- **What you are asked to do**: Give again, unaltered, the line with "Enumerate this screenshot's" and all lines that follow it in the listing below, minus any pictures.

┌─ Task material

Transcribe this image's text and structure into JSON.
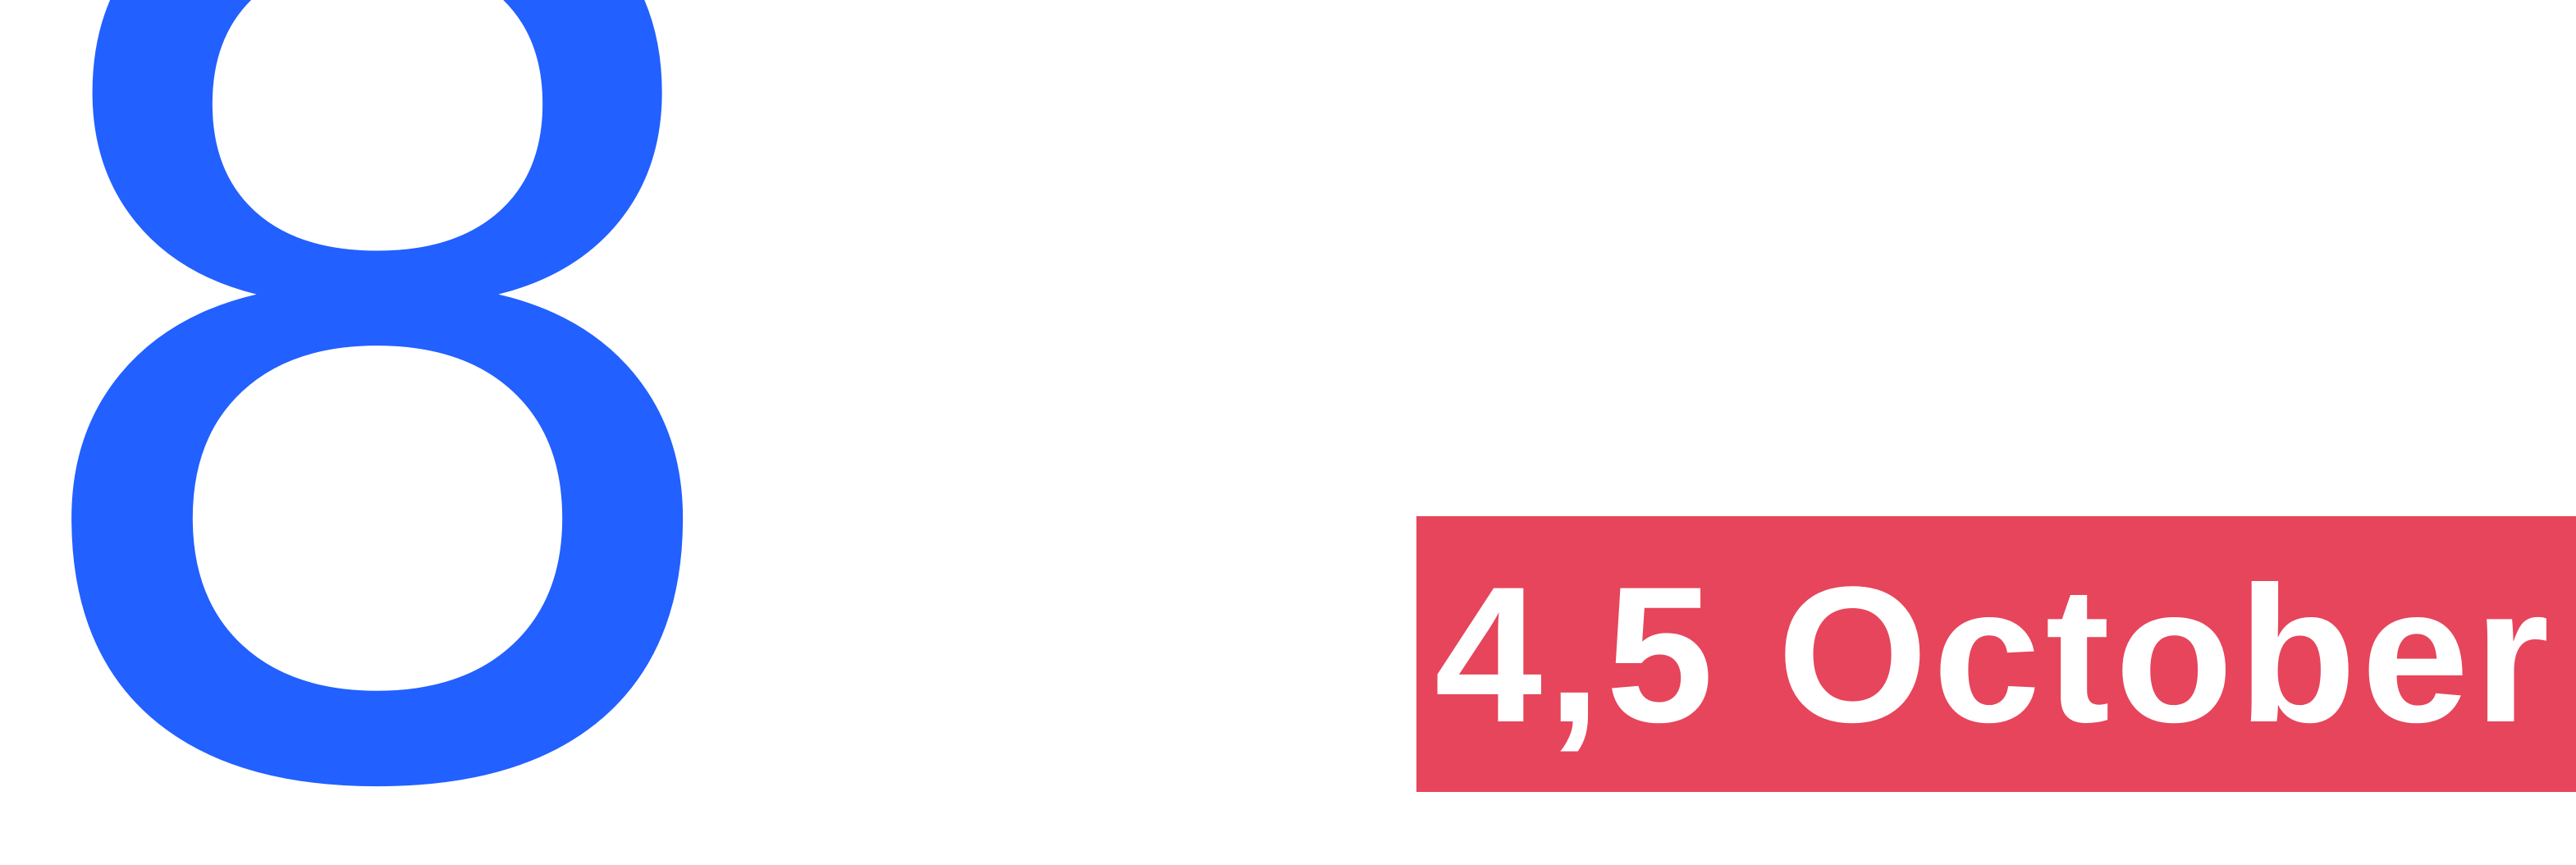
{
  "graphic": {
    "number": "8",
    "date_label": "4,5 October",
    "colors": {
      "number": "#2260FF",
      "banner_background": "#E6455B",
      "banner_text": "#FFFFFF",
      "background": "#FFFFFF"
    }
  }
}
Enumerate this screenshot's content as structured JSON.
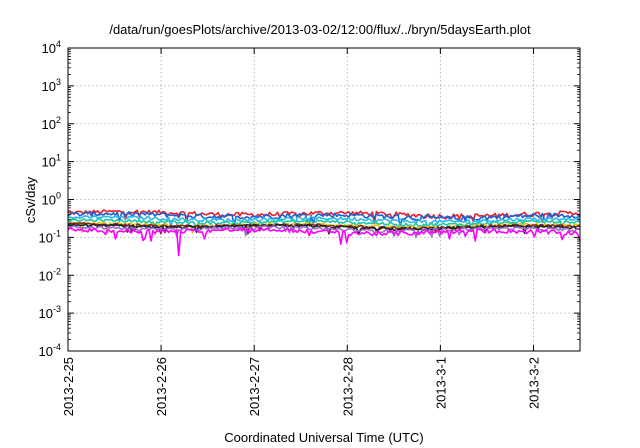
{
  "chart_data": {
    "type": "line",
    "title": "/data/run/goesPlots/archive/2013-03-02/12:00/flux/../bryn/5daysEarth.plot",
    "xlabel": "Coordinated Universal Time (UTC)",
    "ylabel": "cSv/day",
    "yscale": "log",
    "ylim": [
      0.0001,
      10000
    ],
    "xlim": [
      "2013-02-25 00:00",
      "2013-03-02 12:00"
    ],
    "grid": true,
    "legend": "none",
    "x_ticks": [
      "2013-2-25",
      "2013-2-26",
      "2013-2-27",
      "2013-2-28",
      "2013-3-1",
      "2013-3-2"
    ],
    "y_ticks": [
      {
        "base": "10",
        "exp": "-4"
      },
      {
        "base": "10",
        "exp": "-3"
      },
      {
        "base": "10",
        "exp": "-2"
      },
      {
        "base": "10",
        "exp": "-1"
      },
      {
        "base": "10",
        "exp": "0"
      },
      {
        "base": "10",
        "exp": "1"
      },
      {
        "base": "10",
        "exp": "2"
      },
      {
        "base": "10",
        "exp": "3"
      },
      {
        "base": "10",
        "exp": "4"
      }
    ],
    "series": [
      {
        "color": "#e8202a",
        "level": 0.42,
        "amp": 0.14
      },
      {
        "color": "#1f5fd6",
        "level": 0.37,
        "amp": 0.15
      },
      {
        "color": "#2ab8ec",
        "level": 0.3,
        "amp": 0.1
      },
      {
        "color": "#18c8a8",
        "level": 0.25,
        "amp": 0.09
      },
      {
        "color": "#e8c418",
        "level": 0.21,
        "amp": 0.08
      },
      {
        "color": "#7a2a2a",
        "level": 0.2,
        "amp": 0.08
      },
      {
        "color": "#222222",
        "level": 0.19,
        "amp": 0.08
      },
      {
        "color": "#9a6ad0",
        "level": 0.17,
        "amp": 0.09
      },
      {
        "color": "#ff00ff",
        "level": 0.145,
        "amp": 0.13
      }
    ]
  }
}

└─

- **Answer to this exercise**:
Enumerate this screenshot's content as structured JSON.
{
  "chart_data": {
    "type": "line",
    "title": "/data/run/goesPlots/archive/2013-03-02/12:00/flux/../bryn/5daysEarth.plot",
    "xlabel": "Coordinated Universal Time (UTC)",
    "ylabel": "cSv/day",
    "yscale": "log",
    "ylim": [
      0.0001,
      10000
    ],
    "xlim": [
      "2013-02-25 00:00",
      "2013-03-02 12:00"
    ],
    "grid": true,
    "legend": "none",
    "x_ticks": [
      "2013-2-25",
      "2013-2-26",
      "2013-2-27",
      "2013-2-28",
      "2013-3-1",
      "2013-3-2"
    ],
    "y_ticks": [
      {
        "base": "10",
        "exp": "-4"
      },
      {
        "base": "10",
        "exp": "-3"
      },
      {
        "base": "10",
        "exp": "-2"
      },
      {
        "base": "10",
        "exp": "-1"
      },
      {
        "base": "10",
        "exp": "0"
      },
      {
        "base": "10",
        "exp": "1"
      },
      {
        "base": "10",
        "exp": "2"
      },
      {
        "base": "10",
        "exp": "3"
      },
      {
        "base": "10",
        "exp": "4"
      }
    ],
    "series": [
      {
        "color": "#e8202a",
        "level": 0.42,
        "amp": 0.14
      },
      {
        "color": "#1f5fd6",
        "level": 0.37,
        "amp": 0.15
      },
      {
        "color": "#2ab8ec",
        "level": 0.3,
        "amp": 0.1
      },
      {
        "color": "#18c8a8",
        "level": 0.25,
        "amp": 0.09
      },
      {
        "color": "#e8c418",
        "level": 0.21,
        "amp": 0.08
      },
      {
        "color": "#7a2a2a",
        "level": 0.2,
        "amp": 0.08
      },
      {
        "color": "#222222",
        "level": 0.19,
        "amp": 0.08
      },
      {
        "color": "#9a6ad0",
        "level": 0.17,
        "amp": 0.09
      },
      {
        "color": "#ff00ff",
        "level": 0.145,
        "amp": 0.13
      }
    ]
  }
}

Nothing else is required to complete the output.